#### WHAT YOU HAVE TO DO:
Show every line in the entries below where the word "sumienia" appears.

§

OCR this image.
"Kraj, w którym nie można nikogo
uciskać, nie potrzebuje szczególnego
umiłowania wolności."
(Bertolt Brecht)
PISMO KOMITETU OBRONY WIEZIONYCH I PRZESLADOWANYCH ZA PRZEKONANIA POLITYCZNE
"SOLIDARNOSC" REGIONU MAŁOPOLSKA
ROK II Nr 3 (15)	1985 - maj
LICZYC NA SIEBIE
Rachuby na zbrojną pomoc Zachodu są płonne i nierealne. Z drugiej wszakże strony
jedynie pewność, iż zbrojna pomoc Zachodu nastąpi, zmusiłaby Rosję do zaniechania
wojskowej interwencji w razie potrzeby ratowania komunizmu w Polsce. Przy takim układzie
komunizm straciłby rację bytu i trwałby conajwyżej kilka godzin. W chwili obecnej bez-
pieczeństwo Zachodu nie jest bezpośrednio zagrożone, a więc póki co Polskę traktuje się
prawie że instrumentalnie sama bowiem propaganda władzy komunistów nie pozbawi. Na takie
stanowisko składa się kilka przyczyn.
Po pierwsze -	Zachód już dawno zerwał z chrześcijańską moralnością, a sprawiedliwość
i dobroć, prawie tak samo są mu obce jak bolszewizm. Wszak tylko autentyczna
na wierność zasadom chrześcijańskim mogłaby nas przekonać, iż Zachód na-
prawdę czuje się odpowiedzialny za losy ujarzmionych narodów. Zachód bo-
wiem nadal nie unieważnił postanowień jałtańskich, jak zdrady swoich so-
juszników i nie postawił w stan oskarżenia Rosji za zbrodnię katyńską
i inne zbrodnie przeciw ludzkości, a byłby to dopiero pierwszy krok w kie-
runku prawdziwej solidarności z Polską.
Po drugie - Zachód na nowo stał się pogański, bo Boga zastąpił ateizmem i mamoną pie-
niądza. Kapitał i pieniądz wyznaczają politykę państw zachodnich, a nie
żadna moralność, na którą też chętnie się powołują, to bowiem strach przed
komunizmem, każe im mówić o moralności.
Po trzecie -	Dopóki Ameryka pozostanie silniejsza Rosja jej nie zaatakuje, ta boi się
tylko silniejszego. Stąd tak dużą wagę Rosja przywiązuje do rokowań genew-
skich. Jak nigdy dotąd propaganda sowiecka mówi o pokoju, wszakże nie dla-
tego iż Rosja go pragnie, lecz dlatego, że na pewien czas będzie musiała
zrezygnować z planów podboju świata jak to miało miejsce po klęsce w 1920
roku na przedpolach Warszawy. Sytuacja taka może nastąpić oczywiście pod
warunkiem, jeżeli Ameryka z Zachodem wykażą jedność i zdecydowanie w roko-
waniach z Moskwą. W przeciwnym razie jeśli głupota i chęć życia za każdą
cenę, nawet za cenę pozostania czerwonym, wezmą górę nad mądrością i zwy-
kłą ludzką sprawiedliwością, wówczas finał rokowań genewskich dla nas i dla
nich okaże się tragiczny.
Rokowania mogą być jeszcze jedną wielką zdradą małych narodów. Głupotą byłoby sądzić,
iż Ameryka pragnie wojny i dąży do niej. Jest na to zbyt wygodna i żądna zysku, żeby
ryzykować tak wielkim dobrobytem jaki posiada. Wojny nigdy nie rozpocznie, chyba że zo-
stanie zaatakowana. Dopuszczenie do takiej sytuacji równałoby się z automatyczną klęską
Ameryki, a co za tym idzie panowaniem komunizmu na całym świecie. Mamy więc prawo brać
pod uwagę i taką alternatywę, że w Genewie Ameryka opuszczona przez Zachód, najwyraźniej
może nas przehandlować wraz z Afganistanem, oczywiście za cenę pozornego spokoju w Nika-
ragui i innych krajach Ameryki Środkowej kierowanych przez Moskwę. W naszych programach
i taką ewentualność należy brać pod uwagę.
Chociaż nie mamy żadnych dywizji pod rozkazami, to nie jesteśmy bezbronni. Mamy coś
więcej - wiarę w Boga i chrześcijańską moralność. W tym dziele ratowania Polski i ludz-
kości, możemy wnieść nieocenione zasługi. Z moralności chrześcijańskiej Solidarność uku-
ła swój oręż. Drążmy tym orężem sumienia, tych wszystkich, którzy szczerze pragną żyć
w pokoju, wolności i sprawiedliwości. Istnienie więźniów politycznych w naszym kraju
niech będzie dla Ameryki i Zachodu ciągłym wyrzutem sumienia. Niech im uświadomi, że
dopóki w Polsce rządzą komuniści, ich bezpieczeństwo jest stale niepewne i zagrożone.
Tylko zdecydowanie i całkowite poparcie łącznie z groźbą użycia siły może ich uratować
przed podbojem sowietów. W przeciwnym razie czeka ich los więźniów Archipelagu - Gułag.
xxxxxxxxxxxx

§

#### FULL RESPONSE:
ła swój oręż. Drążmy tym orężem sumienia, tych wszystkich, którzy szczerze pragną żyć
niech będzie dla Ameryki i Zachodu ciągłym wyrzutem sumienia. Niech im uświadomi, że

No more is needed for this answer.